▸ **Aim**
Read through the records below and copy each line that uses the word "人家说了也不一定做".

▸ **Data for the task**
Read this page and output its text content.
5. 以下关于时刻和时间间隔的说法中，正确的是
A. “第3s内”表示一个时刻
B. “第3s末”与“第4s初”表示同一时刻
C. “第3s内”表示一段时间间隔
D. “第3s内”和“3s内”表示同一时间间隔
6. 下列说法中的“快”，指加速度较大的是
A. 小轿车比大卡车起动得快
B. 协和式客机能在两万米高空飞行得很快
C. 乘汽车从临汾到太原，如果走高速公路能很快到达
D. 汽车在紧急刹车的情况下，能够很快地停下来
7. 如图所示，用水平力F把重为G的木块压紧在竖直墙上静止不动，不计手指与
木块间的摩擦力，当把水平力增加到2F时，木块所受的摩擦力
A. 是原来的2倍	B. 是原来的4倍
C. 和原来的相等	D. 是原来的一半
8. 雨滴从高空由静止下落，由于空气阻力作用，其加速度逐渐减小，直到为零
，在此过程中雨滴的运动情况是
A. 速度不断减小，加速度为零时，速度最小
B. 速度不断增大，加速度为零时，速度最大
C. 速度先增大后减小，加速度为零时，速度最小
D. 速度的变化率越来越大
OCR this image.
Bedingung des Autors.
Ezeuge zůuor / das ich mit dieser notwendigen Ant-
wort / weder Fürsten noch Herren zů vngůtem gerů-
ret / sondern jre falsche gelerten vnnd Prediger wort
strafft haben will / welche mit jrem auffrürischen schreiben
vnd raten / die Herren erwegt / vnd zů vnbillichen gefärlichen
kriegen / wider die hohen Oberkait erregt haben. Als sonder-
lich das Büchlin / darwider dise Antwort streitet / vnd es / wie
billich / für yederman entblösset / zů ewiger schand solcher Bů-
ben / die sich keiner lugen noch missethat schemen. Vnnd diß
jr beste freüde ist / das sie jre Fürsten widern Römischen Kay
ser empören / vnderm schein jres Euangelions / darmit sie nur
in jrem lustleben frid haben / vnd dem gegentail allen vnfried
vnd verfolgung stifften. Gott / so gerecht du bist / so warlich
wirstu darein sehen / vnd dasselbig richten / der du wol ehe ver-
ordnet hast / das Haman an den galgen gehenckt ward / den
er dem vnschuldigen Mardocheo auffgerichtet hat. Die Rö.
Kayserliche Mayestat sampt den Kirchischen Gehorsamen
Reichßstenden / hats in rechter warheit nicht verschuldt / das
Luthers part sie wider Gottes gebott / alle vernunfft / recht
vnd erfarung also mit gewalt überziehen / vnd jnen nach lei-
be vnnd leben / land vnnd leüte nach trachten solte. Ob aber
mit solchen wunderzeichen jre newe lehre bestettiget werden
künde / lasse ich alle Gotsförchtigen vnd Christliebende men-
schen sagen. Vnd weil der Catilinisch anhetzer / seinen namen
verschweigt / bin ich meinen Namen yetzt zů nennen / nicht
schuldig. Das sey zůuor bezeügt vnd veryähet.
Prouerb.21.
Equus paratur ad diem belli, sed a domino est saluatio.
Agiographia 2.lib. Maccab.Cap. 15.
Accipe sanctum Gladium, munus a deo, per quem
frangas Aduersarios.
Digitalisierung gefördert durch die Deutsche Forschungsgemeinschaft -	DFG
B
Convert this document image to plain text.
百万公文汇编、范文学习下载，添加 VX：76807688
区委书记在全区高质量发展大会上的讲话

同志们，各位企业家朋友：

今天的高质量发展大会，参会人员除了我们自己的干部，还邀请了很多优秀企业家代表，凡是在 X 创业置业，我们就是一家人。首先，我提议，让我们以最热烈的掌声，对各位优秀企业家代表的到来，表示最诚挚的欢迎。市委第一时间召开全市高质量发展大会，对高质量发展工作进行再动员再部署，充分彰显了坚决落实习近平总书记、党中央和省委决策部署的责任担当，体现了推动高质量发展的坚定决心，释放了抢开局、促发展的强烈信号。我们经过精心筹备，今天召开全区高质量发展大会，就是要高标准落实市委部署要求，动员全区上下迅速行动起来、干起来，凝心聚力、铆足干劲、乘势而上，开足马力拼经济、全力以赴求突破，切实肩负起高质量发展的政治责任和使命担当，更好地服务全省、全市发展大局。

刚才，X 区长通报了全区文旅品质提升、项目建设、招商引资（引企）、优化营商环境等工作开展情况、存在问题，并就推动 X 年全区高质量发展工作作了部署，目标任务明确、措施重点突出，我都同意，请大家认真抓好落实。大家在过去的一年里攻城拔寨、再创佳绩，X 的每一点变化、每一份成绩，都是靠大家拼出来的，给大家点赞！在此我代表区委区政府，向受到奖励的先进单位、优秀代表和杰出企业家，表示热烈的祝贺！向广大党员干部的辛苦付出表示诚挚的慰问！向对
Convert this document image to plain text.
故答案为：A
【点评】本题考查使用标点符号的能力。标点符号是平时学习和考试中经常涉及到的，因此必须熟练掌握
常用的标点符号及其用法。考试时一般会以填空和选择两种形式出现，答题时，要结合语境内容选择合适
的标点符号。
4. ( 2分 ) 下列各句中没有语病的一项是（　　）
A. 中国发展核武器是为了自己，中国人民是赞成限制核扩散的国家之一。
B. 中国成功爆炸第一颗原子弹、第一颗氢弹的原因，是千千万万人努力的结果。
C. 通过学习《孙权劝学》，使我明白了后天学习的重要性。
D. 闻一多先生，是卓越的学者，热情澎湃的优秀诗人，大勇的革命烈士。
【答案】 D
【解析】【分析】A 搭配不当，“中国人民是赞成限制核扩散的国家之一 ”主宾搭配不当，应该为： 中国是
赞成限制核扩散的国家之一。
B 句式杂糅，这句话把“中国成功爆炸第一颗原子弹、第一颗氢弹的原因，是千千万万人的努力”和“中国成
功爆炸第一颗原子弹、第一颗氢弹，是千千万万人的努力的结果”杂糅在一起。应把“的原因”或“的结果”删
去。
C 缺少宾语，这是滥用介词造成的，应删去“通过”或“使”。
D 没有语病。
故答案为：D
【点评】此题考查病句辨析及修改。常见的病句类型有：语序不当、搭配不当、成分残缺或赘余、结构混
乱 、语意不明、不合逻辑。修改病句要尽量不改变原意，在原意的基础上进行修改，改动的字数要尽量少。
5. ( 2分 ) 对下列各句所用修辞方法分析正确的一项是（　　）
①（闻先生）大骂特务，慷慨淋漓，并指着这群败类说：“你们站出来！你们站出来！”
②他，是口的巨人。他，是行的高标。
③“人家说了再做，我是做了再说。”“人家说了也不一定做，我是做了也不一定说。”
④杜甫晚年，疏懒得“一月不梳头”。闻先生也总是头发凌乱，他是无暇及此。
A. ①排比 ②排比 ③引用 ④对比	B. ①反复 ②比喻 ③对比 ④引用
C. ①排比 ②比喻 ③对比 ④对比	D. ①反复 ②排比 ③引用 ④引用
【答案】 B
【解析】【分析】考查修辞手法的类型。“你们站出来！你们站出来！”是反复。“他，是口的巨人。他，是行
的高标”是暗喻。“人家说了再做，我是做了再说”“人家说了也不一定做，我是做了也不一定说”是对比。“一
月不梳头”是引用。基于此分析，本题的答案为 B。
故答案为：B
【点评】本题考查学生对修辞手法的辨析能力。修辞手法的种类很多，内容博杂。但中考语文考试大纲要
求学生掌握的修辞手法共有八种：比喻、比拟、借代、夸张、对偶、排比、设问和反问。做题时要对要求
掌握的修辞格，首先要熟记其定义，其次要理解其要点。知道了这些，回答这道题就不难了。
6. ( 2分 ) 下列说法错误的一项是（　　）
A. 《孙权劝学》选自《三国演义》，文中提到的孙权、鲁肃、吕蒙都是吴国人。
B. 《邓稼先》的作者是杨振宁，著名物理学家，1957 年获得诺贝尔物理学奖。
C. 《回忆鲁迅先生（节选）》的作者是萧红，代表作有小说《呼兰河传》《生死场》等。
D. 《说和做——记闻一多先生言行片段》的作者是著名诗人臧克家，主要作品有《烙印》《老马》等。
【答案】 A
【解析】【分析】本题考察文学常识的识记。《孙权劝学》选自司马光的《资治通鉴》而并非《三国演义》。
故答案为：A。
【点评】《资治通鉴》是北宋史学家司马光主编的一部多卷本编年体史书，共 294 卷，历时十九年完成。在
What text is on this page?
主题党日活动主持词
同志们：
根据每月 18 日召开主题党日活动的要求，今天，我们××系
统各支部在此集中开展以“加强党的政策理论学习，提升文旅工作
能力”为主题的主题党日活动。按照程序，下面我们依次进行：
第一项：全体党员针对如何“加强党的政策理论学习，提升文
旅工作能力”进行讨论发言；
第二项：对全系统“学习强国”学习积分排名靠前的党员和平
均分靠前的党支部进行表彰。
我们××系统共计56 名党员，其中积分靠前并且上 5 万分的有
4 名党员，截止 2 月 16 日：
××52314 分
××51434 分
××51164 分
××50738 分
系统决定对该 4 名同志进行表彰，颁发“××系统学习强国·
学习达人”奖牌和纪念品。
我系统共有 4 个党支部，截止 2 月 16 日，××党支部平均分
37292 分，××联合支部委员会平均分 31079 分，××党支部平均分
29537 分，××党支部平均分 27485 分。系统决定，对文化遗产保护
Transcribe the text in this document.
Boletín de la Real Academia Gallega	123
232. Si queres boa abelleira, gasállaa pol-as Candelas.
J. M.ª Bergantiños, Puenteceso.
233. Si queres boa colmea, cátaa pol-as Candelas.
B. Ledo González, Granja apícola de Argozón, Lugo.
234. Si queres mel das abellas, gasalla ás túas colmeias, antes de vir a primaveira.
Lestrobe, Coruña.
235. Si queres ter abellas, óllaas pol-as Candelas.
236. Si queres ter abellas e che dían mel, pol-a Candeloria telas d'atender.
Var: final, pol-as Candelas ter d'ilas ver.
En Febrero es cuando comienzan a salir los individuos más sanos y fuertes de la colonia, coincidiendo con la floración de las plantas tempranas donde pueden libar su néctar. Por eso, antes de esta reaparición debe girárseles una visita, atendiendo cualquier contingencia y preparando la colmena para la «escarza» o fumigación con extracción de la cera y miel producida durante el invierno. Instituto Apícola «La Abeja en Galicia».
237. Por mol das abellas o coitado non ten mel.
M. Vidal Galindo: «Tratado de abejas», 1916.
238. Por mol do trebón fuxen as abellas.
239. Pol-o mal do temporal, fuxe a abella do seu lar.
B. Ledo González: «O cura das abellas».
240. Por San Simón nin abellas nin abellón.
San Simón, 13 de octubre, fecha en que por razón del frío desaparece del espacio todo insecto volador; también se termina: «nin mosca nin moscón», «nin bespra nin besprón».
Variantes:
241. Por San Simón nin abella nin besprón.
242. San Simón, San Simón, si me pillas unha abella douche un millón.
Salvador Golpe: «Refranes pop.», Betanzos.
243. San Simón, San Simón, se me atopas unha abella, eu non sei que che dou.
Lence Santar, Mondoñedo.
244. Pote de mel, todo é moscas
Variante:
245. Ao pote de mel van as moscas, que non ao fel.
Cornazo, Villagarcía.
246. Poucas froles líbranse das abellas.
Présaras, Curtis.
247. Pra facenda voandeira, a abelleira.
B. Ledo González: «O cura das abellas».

▸ **Reply**
③“人家说了再做，我是做了再说。”“人家说了也不一定做，我是做了也不一定说。”
的高标”是暗喻。“人家说了再做，我是做了再说”“人家说了也不一定做，我是做了也不一定说”是对比。“一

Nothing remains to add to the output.